* Given exercise
Only the lines from the one containing "Extract all readable text from this page." to the end of the records belong in the output; print them exactly.

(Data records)
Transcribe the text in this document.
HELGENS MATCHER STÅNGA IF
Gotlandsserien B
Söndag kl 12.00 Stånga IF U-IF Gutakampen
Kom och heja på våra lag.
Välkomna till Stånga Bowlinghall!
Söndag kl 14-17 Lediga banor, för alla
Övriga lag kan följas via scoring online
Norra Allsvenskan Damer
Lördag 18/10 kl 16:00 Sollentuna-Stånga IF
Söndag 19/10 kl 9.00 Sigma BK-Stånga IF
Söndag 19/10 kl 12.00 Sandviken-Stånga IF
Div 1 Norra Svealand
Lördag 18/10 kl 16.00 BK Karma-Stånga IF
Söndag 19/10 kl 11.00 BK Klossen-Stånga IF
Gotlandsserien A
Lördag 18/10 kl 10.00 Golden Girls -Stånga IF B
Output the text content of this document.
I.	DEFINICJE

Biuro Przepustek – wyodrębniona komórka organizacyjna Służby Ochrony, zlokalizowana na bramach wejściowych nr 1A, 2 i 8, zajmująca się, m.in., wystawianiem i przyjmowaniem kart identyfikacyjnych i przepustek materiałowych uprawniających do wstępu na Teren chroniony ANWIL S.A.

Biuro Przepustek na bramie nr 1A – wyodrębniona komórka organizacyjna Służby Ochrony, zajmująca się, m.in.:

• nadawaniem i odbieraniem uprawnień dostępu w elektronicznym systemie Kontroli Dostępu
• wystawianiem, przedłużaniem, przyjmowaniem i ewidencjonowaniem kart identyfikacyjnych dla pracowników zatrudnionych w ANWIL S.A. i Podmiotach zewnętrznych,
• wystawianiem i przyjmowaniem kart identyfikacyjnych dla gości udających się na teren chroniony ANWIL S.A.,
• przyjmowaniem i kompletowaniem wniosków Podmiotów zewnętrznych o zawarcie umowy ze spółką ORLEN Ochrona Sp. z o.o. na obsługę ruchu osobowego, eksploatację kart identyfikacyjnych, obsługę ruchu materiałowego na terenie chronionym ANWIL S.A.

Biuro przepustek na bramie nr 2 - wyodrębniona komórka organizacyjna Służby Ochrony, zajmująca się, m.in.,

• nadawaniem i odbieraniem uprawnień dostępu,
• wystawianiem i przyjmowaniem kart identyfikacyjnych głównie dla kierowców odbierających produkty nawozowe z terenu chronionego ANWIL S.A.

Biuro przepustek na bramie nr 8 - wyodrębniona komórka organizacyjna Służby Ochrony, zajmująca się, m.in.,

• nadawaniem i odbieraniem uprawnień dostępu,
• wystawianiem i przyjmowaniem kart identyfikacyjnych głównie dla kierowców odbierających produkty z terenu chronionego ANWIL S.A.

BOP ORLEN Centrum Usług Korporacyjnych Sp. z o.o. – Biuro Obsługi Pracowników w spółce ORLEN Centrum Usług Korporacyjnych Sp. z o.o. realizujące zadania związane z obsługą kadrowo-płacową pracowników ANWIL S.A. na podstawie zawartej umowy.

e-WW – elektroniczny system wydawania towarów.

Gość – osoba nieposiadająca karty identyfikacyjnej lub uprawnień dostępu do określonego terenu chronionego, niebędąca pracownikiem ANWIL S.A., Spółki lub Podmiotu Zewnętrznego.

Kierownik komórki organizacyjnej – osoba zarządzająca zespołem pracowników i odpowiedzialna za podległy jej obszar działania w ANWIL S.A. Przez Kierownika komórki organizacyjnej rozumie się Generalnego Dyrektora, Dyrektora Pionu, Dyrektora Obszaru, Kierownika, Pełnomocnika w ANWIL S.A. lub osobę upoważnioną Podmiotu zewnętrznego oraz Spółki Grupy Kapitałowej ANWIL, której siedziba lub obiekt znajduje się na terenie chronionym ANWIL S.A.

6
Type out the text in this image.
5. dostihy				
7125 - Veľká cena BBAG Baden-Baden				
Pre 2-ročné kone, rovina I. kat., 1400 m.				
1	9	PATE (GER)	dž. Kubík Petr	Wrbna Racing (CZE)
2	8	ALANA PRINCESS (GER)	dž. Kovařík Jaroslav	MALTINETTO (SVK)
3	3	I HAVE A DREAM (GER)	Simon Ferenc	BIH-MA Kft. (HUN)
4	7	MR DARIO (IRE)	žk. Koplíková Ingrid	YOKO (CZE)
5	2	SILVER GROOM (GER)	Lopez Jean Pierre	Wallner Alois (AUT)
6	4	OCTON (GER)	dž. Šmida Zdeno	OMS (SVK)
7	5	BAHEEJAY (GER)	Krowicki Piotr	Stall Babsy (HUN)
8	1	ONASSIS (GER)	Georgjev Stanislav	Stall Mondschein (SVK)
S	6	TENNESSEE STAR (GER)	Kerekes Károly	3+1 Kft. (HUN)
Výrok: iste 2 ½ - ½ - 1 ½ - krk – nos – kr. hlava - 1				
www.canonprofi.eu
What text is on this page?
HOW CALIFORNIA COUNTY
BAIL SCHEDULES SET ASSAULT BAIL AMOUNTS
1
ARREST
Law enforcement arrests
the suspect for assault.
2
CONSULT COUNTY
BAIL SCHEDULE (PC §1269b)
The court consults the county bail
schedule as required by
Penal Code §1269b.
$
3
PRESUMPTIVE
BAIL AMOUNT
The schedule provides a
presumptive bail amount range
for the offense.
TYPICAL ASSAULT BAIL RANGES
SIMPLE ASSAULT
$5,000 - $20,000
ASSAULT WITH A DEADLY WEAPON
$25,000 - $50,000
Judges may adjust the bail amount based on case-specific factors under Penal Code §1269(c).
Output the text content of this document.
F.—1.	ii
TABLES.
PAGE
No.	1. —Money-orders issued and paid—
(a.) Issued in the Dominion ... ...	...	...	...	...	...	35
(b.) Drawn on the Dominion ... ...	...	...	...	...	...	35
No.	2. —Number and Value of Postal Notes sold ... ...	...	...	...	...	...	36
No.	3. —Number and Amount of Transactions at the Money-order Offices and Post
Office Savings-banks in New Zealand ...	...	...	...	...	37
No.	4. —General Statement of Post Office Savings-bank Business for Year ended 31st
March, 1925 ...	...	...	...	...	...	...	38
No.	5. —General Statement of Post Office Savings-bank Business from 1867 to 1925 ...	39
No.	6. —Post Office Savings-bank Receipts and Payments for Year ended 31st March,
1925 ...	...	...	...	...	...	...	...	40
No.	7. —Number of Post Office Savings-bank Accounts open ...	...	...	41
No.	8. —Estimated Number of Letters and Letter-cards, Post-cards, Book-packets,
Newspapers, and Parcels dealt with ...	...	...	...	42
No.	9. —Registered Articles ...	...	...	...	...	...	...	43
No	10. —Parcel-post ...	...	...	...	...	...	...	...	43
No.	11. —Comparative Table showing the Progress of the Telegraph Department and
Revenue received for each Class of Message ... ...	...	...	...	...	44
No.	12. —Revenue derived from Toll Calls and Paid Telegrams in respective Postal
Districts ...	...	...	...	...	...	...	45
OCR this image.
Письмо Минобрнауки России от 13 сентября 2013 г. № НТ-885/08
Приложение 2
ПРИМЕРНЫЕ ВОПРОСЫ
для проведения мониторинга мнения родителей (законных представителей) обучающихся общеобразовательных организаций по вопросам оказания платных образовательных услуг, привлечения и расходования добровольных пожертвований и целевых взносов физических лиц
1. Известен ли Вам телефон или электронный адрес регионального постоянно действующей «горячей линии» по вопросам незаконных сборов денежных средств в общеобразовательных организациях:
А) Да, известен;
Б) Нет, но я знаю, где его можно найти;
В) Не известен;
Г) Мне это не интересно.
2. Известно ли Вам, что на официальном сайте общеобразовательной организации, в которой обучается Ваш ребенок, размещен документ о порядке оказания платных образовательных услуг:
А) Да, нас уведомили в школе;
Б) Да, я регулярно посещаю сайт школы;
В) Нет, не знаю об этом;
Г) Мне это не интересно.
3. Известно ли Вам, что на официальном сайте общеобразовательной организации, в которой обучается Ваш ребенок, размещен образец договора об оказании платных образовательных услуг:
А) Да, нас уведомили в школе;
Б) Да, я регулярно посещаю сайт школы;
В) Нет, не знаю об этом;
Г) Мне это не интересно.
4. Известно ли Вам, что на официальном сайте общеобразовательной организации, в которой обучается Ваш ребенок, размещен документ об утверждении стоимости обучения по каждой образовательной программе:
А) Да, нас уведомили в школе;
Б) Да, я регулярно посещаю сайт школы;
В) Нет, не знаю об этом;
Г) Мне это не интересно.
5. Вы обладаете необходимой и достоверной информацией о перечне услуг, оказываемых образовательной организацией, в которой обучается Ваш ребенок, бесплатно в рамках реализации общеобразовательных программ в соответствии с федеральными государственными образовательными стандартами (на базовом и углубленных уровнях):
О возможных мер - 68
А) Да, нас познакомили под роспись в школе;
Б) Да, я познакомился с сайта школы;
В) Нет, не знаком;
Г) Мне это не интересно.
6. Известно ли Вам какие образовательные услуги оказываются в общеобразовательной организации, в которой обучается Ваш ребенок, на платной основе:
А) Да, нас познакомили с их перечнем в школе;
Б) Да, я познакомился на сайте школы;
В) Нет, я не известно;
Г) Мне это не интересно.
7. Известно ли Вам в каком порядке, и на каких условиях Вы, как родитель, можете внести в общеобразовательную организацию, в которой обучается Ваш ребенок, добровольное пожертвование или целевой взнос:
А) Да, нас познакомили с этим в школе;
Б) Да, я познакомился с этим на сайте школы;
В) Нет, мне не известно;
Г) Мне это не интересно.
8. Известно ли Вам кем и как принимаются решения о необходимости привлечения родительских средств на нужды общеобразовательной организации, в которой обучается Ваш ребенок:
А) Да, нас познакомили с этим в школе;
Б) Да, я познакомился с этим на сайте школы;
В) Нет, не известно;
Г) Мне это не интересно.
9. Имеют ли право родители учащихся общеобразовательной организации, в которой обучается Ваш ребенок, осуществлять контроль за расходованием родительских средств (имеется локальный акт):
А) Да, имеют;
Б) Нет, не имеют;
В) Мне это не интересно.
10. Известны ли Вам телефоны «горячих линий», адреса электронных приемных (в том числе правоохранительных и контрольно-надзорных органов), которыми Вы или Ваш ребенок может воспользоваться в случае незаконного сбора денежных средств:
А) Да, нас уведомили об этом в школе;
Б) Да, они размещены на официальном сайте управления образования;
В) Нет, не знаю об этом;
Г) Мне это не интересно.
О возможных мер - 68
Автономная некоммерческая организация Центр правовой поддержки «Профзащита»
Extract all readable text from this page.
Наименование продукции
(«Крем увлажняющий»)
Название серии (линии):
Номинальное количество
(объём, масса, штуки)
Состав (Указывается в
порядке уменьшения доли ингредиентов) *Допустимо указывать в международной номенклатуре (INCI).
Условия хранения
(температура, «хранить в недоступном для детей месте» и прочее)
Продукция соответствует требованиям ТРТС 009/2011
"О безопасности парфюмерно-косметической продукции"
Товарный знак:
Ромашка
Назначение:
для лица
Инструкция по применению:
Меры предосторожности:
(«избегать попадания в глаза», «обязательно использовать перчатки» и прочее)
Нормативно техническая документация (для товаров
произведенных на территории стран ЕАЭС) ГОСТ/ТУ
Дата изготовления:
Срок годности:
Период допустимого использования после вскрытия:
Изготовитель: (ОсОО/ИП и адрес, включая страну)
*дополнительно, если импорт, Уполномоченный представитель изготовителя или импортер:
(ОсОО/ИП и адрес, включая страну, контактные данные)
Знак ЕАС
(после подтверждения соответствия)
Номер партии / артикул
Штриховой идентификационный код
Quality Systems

* Result for this task
Extract all readable text from this page.
Наименование продукции
(«Крем увлажняющий»)
Название серии (линии):
Номинальное количество
(объём, масса, штуки)
Состав (Указывается в
порядке уменьшения доли ингредиентов) *Допустимо указывать в международной номенклатуре (INCI).
Условия хранения
(температура, «хранить в недоступном для детей месте» и прочее)
Продукция соответствует требованиям ТРТС 009/2011
"О безопасности парфюмерно-косметической продукции"
Товарный знак:
Ромашка
Назначение:
для лица
Инструкция по применению:
Меры предосторожности:
(«избегать попадания в глаза», «обязательно использовать перчатки» и прочее)
Нормативно техническая документация (для товаров
произведенных на территории стран ЕАЭС) ГОСТ/ТУ
Дата изготовления:
Срок годности:
Период допустимого использования после вскрытия:
Изготовитель: (ОсОО/ИП и адрес, включая страну)
*дополнительно, если импорт, Уполномоченный представитель изготовителя или импортер:
(ОсОО/ИП и адрес, включая страну, контактные данные)
Знак ЕАС
(после подтверждения соответствия)
Номер партии / артикул
Штриховой идентификационный код
Quality Systems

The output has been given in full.